## GIVEN EXERCISE A
Translate this sentence from the piece on predicting the end of the Russo-Ukraine war into Spanish: "Threats and actual use of force between different countries are extremely rare events."
## GIVEN EXERCISE B
From the piece on predicting the end of the Russo-Ukraine war, write out word for word the stretch from "However, my optimistic" through "of country pairs).".

Predicting when the Russo-Ukraine war will end is a puzzle. The conflict’s duration fits poorly with previous wars initiated by Russia since its defeat of Napoleon at Leipzig in 1813. 

Russian Military T-90 Tank. Image Credit: Creative Commons.
Russian Military T-90 Tank. Image Credit: Creative Commons.

Predicting when the Russo-Ukraine war will end is a puzzle. The conflict’s duration fits poorly with previous wars initiated by Russia since its defeat of Napoleon at Leipzig in 1813. 

In April 2022, I predicted in RealClearDefense that Russia’s war would end in one of two ways, based on previous outcomes: either as a victory, in which case it would end in 8 months, or as a defeat that would drag on for 16 months, concluding in approximately June 2023. The war passed through both deadlines, showing Moscow’s commitment to hold onto its gains in the Donbas and Crimea. 

I have therefore retreated into the Correlates of War dataset to harvest further insights. I now predict that the Russo-Ukraine war will end one or two campaign seasons after Putin mobilizes the under-35 cohort. My explanation is that with the exceptions of the 1904-05 Russo-Japanese War, when worker unrest combined with a sharp Russian defeat at the Straits of Tsushima and the siege of Port Arthur, and the exhaustion of the First World War, Russia has never otherwise submitted to peace because of a threat of a domestic uprising against the regime in power. 

However, my optimistic conclusion is that the global liberal social movement sometimes manifests in color revolutions, which are unprecedented. That system will even prevail against a nuclear-armed state, so eventual victory against Putin depends on Western persistence in supporting Ukraine.

Why Predicting Conflicts Like Ukraine Is Hard

Threats and actual use of force between different countries are extremely rare events. Seventy-two percent of militarized disputes between countries — defined as non-accidental government-sanctioned threats or actual uses of force — are between just two states. For example, in one contemporary datatset, there were 200,778 years of two-country interactions among all the world’s almost 200 countries. Of these, only 2,586 resulted in disputes (about 1.2 percent). There were only 95 wars by 2023 (3.6 percent of the 1.2 percent of country pairs).

[Dataset rows]

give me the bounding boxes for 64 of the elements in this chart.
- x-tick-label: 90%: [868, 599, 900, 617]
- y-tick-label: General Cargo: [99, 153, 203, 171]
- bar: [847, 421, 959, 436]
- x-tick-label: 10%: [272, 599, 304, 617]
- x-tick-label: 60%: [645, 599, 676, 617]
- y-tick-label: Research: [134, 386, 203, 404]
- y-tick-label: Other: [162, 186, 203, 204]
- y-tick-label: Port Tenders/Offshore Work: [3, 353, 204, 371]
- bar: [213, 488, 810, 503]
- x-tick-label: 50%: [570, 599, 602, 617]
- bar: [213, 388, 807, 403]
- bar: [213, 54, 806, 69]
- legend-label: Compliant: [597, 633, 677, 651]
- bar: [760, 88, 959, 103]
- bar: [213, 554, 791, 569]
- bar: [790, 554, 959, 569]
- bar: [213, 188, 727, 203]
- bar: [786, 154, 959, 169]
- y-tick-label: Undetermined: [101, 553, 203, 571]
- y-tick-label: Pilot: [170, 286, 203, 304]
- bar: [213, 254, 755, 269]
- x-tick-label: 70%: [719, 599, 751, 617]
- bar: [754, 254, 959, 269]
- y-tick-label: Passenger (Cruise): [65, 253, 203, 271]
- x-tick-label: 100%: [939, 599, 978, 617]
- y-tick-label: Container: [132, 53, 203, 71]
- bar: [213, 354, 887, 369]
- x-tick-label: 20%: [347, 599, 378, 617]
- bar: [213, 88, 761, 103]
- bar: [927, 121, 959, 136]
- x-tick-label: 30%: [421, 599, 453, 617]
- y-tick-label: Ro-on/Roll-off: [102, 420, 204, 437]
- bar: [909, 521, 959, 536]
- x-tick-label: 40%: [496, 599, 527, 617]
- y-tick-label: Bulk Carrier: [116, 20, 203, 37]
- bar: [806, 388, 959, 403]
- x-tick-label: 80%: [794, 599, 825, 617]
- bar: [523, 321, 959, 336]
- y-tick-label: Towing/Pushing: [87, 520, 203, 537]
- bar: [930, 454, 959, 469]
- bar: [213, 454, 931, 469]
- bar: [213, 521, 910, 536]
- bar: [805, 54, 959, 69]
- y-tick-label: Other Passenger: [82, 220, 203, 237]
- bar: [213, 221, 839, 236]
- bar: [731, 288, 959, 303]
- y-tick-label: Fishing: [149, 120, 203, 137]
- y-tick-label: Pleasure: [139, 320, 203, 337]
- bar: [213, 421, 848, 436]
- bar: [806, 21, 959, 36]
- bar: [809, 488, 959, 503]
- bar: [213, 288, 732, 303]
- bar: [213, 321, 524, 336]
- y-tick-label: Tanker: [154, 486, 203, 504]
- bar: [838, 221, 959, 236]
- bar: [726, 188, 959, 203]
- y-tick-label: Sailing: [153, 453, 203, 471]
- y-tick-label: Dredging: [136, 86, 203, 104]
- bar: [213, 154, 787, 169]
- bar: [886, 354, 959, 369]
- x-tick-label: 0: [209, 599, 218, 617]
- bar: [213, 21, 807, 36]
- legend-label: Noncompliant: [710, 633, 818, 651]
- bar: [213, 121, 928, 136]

## WRITTEN ANSWER A
Las amenazas y el uso real de la fuerza entre distintos países son acontecimientos extremadamente raros.

## WRITTEN ANSWER B
However, my optimistic conclusion is that the global liberal social movement sometimes manifests in color revolutions, which are unprecedented. That system will even prevail against a nuclear-armed state, so eventual victory against Putin depends on Western persistence in supporting Ukraine.

Why Predicting Conflicts Like Ukraine Is Hard

Threats and actual use of force between different countries are extremely rare events. Seventy-two percent of militarized disputes between countries — defined as non-accidental government-sanctioned threats or actual uses of force — are between just two states. For example, in one contemporary datatset, there were 200,778 years of two-country interactions among all the world’s almost 200 countries. Of these, only 2,586 resulted in disputes (about 1.2 percent). There were only 95 wars by 2023 (3.6 percent of the 1.2 percent of country pairs).